:: SUPPLIED PASSAGE

- UB-148 at sea, a U-boat similar to UB-142.

History

German Empire
- Name: UB-142
- Ordered: 27 June 1917
- Builder: AG Weser, Bremen
- Cost: 4,301,000 German Papiermark
- Yard number: 308
- Laid down: 30 October 1917
- Launched: 23 July 1918
- Commissioned: 31 August 1918
- Fate: Surrendered to France 22 November 1918, broken up in 1921

General characteristics
- Class & type: Type UB III submarine
- Displacement: 523 t (515 long tons) surfaced; 653 t (643 long tons) submerged;
- Length: 55.85 m (183 ft 3 in) (o/a)
- Beam: 5.80 m (19 ft)
- Draught: 3.75 m (12 ft 4 in)
- Propulsion: 2 × propeller shaft; 2 × Benz four-stroke 6-cylinder diesel engines, 1,050 bhp (780 kW); 2 × Schiffsunion electric motors, 780 shp (580 kW);
- Speed: 13.5 knots (25.0 km/h; 15.5 mph) surfaced; 7.5 knots (13.9 km/h; 8.6 mph) submerged;
- Range: 9,090 nmi (16,830 km; 10,460 mi) at 6 knots (11 km/h; 6.9 mph) surfaced; 55 nmi (102 km; 63 mi) at 4 knots (7.4 km/h; 4.6 mph) submerged;
- Test depth: 50 m (160 ft)
- Complement: 3 officers, 31 men
- Armament: 5 × 50 cm (19.7 in) torpedo tubes (4 bow, 1 stern); 10 torpedoes; 1 × 10.5 cm (4.13 in) deck gun;

Service record
- Commanders: Kptlt. Karl Meusel; 31 August – 11 November 1918;
- Operations: No patrols
- Victories: None

= SM UB-142 =

SM UB-142 was a German Type UB III submarine or U-boat in the German Imperial Navy (Kaiserliche Marine) during World War I. She was commissioned into the German Imperial Navy on 31 August 1918 as SM UB-142.

She was surrendered to France on 22 November 1918 in accordance with the requirements of the Armistice with Germany and broken up at Landerneau in July 1921.

==Construction==

She was built by AG Weser of Bremen and following just under a year of construction, launched at Bremen on 23 July 1918. UB-142 carried 10 torpedoes and was armed with a 10.5 cm deck gun. UB-142 would carry a crew of up to 3 officer and 31 men and had a cruising range of 7,280 nmi. UB-142 had a displacement of 523 t while surfaced and 653 t when submerged. Her engines enabled her to travel at 13.5 kn when surfaced and 7.5 kn when submerged.

::::

• WHAT YOU WILL DO
• 1. Render this sentence from the UB-142 article in Spanish: "She was surrendered to France on 22 November 1918 in accordance with the requirements of the Armistice with Germany and broken up at Landerneau in July 1921."
• 2. Transcribe the stretch of the UB-142 article from "General characteristics" through "(12 ft 4 in)".
Work only from the UB-142 article and draw on nothing else.

:: GIVEN ENTRIES

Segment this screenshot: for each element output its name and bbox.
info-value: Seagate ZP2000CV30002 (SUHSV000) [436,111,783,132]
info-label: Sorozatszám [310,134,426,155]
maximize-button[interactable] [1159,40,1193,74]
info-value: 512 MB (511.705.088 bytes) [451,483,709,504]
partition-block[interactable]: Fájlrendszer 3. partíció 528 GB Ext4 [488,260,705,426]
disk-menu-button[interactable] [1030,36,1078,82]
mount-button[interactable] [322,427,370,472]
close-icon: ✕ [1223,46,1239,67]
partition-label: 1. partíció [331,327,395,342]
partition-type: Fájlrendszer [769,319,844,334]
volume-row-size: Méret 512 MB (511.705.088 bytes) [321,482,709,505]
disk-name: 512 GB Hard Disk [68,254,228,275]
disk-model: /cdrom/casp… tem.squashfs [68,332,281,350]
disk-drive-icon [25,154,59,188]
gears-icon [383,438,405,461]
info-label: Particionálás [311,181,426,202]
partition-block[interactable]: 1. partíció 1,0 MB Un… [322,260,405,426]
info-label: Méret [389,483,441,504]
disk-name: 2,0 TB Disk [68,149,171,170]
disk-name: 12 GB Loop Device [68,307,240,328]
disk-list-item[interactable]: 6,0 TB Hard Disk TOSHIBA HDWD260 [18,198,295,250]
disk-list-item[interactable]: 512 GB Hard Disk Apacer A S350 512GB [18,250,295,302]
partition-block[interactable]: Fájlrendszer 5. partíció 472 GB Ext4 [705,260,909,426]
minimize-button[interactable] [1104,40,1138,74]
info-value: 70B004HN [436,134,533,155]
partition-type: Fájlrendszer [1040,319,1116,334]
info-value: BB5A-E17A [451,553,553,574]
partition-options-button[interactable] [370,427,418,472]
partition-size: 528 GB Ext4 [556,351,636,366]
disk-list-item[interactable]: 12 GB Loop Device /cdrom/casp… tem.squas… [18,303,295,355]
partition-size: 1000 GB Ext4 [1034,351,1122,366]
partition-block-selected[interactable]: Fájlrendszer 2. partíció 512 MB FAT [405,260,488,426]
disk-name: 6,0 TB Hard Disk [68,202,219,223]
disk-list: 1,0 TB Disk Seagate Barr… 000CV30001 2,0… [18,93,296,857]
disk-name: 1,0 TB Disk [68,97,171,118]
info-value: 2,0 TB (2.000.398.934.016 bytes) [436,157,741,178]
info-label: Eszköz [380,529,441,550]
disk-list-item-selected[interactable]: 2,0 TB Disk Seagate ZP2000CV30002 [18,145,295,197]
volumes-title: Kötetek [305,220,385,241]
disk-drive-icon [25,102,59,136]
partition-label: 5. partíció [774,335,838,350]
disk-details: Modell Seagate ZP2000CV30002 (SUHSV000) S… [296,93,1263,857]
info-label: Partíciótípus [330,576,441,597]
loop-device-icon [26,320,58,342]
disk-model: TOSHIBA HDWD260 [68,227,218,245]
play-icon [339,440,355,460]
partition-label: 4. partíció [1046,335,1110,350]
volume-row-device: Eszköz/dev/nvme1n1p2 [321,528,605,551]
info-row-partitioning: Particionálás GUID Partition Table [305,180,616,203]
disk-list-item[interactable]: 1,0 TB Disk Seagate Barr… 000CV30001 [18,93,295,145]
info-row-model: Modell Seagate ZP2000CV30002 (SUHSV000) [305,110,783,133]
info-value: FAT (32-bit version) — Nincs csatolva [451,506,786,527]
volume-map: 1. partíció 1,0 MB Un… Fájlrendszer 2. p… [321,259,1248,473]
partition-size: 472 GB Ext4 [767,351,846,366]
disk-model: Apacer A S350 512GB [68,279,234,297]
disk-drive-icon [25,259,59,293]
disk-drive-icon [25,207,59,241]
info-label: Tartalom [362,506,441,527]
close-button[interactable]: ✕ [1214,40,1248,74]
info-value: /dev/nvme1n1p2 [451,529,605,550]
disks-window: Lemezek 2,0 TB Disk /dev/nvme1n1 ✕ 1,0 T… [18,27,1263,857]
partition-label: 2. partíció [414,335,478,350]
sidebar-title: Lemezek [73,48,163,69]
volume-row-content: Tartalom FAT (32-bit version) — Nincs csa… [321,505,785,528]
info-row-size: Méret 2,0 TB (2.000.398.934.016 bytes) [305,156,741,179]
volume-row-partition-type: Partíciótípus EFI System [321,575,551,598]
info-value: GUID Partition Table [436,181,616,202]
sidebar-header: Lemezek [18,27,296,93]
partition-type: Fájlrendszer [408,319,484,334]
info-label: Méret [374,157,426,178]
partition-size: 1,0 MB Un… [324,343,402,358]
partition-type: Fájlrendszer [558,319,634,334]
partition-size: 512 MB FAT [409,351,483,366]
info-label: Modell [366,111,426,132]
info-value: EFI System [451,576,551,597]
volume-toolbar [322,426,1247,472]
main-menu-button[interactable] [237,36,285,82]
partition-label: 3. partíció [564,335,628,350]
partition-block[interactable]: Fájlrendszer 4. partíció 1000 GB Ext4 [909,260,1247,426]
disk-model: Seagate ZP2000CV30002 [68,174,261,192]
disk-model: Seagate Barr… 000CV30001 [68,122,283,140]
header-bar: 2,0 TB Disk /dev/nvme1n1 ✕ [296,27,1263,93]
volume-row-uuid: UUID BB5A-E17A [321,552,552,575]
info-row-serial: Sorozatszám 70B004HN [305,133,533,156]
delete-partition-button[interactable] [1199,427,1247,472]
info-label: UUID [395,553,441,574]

::::

• ANSWERS GIVEN
• 1. Fue entregado a Francia el 22 de noviembre de 1918 conforme a los requisitos del Armisticio con Alemania y desguazado en Landerneau en julio de 1921.

• 2.
General characteristics
- Class & type: Type UB III submarine
- Displacement: 523 t (515 long tons) surfaced; 653 t (643 long tons) submerged;
- Length: 55.85 m (183 ft 3 in) (o/a)
- Beam: 5.80 m (19 ft)
- Draught: 3.75 m (12 ft 4 in)